:: Given exercise ::
Write out the complete material exactly as it stands.

*** Provided material

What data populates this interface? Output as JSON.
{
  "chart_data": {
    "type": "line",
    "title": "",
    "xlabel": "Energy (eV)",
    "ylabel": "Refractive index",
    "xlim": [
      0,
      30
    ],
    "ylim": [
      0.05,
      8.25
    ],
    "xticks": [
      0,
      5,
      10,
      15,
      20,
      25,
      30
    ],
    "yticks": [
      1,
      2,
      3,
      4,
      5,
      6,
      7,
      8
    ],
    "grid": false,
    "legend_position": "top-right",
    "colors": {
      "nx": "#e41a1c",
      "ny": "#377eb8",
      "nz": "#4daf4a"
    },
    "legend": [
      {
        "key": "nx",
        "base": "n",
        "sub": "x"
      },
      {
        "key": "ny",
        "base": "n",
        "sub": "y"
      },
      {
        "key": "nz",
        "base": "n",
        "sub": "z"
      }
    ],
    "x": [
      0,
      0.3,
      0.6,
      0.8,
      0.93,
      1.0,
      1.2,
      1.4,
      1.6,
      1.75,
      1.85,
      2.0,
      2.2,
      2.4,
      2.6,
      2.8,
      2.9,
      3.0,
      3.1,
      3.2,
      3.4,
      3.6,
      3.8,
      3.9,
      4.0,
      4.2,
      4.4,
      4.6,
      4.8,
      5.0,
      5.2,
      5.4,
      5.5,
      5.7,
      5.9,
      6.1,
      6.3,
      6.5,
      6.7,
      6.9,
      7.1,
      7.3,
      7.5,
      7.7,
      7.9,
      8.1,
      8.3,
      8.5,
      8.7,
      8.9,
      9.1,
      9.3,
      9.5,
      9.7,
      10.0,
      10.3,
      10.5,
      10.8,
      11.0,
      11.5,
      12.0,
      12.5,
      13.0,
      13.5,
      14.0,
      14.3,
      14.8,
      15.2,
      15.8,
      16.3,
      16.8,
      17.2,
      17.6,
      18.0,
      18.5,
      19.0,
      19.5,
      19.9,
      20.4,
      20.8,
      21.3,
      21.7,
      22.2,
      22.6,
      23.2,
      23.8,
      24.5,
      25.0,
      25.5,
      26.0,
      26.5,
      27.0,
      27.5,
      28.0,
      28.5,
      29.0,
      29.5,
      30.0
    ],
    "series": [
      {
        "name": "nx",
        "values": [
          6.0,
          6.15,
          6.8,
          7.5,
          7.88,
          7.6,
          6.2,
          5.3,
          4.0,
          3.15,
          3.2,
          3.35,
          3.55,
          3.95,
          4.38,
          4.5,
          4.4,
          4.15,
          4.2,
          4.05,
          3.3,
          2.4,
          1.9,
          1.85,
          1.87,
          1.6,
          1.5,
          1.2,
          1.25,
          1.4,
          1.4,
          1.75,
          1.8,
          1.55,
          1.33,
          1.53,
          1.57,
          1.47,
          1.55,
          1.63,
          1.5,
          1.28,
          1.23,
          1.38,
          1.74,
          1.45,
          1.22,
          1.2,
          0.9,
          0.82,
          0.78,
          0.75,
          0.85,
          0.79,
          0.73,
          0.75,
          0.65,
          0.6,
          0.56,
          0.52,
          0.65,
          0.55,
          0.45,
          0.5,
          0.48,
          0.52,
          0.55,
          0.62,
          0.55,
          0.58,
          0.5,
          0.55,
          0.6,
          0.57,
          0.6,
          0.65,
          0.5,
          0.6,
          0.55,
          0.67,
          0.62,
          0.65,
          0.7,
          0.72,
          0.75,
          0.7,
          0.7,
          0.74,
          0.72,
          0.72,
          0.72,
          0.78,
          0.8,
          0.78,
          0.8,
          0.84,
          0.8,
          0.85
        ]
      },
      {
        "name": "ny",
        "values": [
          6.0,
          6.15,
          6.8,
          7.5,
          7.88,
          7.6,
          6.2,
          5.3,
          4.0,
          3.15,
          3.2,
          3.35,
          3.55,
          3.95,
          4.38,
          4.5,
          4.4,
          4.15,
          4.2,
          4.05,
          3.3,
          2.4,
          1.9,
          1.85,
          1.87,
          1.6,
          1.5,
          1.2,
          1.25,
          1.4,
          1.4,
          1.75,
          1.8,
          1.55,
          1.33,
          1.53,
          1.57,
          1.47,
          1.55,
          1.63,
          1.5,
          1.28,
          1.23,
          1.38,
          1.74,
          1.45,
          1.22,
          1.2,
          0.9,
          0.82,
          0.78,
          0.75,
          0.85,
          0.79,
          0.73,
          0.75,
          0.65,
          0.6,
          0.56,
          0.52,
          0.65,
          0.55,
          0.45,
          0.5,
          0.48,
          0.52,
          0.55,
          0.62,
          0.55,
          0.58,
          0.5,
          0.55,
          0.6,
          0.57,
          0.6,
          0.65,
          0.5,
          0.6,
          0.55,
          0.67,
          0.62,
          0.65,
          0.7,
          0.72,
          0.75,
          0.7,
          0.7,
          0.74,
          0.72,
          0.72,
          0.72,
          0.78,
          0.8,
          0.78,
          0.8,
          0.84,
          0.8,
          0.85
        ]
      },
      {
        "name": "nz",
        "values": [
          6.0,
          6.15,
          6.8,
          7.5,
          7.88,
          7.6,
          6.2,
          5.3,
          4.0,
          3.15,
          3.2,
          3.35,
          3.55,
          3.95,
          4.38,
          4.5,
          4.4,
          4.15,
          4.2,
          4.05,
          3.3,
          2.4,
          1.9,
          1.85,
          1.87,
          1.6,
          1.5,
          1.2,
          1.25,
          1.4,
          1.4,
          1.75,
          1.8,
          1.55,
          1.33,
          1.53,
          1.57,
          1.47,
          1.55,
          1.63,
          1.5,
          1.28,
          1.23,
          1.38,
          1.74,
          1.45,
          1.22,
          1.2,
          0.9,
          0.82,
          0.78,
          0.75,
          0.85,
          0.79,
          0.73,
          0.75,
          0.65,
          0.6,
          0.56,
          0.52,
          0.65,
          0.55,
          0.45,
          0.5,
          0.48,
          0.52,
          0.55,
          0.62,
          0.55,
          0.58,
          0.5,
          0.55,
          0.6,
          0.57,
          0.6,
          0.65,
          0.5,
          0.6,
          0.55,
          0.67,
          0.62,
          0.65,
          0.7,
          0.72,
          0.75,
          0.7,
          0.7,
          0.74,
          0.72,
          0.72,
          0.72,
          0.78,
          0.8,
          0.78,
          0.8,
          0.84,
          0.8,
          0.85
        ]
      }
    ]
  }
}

******

:: Correct answer ::
What data populates this interface? Output as JSON.
{
  "chart_data": {
    "type": "line",
    "title": "",
    "xlabel": "Energy (eV)",
    "ylabel": "Refractive index",
    "xlim": [
      0,
      30
    ],
    "ylim": [
      0.05,
      8.25
    ],
    "xticks": [
      0,
      5,
      10,
      15,
      20,
      25,
      30
    ],
    "yticks": [
      1,
      2,
      3,
      4,
      5,
      6,
      7,
      8
    ],
    "grid": false,
    "legend_position": "top-right",
    "colors": {
      "nx": "#e41a1c",
      "ny": "#377eb8",
      "nz": "#4daf4a"
    },
    "legend": [
      {
        "key": "nx",
        "base": "n",
        "sub": "x"
      },
      {
        "key": "ny",
        "base": "n",
        "sub": "y"
      },
      {
        "key": "nz",
        "base": "n",
        "sub": "z"
      }
    ],
    "x": [
      0,
      0.3,
      0.6,
      0.8,
      0.93,
      1.0,
      1.2,
      1.4,
      1.6,
      1.75,
      1.85,
      2.0,
      2.2,
      2.4,
      2.6,
      2.8,
      2.9,
      3.0,
      3.1,
      3.2,
      3.4,
      3.6,
      3.8,
      3.9,
      4.0,
      4.2,
      4.4,
      4.6,
      4.8,
      5.0,
      5.2,
      5.4,
      5.5,
      5.7,
      5.9,
      6.1,
      6.3,
      6.5,
      6.7,
      6.9,
      7.1,
      7.3,
      7.5,
      7.7,
      7.9,
      8.1,
      8.3,
      8.5,
      8.7,
      8.9,
      9.1,
      9.3,
      9.5,
      9.7,
      10.0,
      10.3,
      10.5,
      10.8,
      11.0,
      11.5,
      12.0,
      12.5,
      13.0,
      13.5,
      14.0,
      14.3,
      14.8,
      15.2,
      15.8,
      16.3,
      16.8,
      17.2,
      17.6,
      18.0,
      18.5,
      19.0,
      19.5,
      19.9,
      20.4,
      20.8,
      21.3,
      21.7,
      22.2,
      22.6,
      23.2,
      23.8,
      24.5,
      25.0,
      25.5,
      26.0,
      26.5,
      27.0,
      27.5,
      28.0,
      28.5,
      29.0,
      29.5,
      30.0
    ],
    "series": [
      {
        "name": "nx",
        "values": [
          6.0,
          6.15,
          6.8,
          7.5,
          7.88,
          7.6,
          6.2,
          5.3,
          4.0,
          3.15,
          3.2,
          3.35,
          3.55,
          3.95,
          4.38,
          4.5,
          4.4,
          4.15,
          4.2,
          4.05,
          3.3,
          2.4,
          1.9,
          1.85,
          1.87,
          1.6,
          1.5,
          1.2,
          1.25,
          1.4,
          1.4,
          1.75,
          1.8,
          1.55,
          1.33,
          1.53,
          1.57,
          1.47,
          1.55,
          1.63,
          1.5,
          1.28,
          1.23,
          1.38,
          1.74,
          1.45,
          1.22,
          1.2,
          0.9,
          0.82,
          0.78,
          0.75,
          0.85,
          0.79,
          0.73,
          0.75,
          0.65,
          0.6,
          0.56,
          0.52,
          0.65,
          0.55,
          0.45,
          0.5,
          0.48,
          0.52,
          0.55,
          0.62,
          0.55,
          0.58,
          0.5,
          0.55,
          0.6,
          0.57,
          0.6,
          0.65,
          0.5,
          0.6,
          0.55,
          0.67,
          0.62,
          0.65,
          0.7,
          0.72,
          0.75,
          0.7,
          0.7,
          0.74,
          0.72,
          0.72,
          0.72,
          0.78,
          0.8,
          0.78,
          0.8,
          0.84,
          0.8,
          0.85
        ]
      },
      {
        "name": "ny",
        "values": [
          6.0,
          6.15,
          6.8,
          7.5,
          7.88,
          7.6,
          6.2,
          5.3,
          4.0,
          3.15,
          3.2,
          3.35,
          3.55,
          3.95,
          4.38,
          4.5,
          4.4,
          4.15,
          4.2,
          4.05,
          3.3,
          2.4,
          1.9,
          1.85,
          1.87,
          1.6,
          1.5,
          1.2,
          1.25,
          1.4,
          1.4,
          1.75,
          1.8,
          1.55,
          1.33,
          1.53,
          1.57,
          1.47,
          1.55,
          1.63,
          1.5,
          1.28,
          1.23,
          1.38,
          1.74,
          1.45,
          1.22,
          1.2,
          0.9,
          0.82,
          0.78,
          0.75,
          0.85,
          0.79,
          0.73,
          0.75,
          0.65,
          0.6,
          0.56,
          0.52,
          0.65,
          0.55,
          0.45,
          0.5,
          0.48,
          0.52,
          0.55,
          0.62,
          0.55,
          0.58,
          0.5,
          0.55,
          0.6,
          0.57,
          0.6,
          0.65,
          0.5,
          0.6,
          0.55,
          0.67,
          0.62,
          0.65,
          0.7,
          0.72,
          0.75,
          0.7,
          0.7,
          0.74,
          0.72,
          0.72,
          0.72,
          0.78,
          0.8,
          0.78,
          0.8,
          0.84,
          0.8,
          0.85
        ]
      },
      {
        "name": "nz",
        "values": [
          6.0,
          6.15,
          6.8,
          7.5,
          7.88,
          7.6,
          6.2,
          5.3,
          4.0,
          3.15,
          3.2,
          3.35,
          3.55,
          3.95,
          4.38,
          4.5,
          4.4,
          4.15,
          4.2,
          4.05,
          3.3,
          2.4,
          1.9,
          1.85,
          1.87,
          1.6,
          1.5,
          1.2,
          1.25,
          1.4,
          1.4,
          1.75,
          1.8,
          1.55,
          1.33,
          1.53,
          1.57,
          1.47,
          1.55,
          1.63,
          1.5,
          1.28,
          1.23,
          1.38,
          1.74,
          1.45,
          1.22,
          1.2,
          0.9,
          0.82,
          0.78,
          0.75,
          0.85,
          0.79,
          0.73,
          0.75,
          0.65,
          0.6,
          0.56,
          0.52,
          0.65,
          0.55,
          0.45,
          0.5,
          0.48,
          0.52,
          0.55,
          0.62,
          0.55,
          0.58,
          0.5,
          0.55,
          0.6,
          0.57,
          0.6,
          0.65,
          0.5,
          0.6,
          0.55,
          0.67,
          0.62,
          0.65,
          0.7,
          0.72,
          0.75,
          0.7,
          0.7,
          0.74,
          0.72,
          0.72,
          0.72,
          0.78,
          0.8,
          0.78,
          0.8,
          0.84,
          0.8,
          0.85
        ]
      }
    ]
  }
}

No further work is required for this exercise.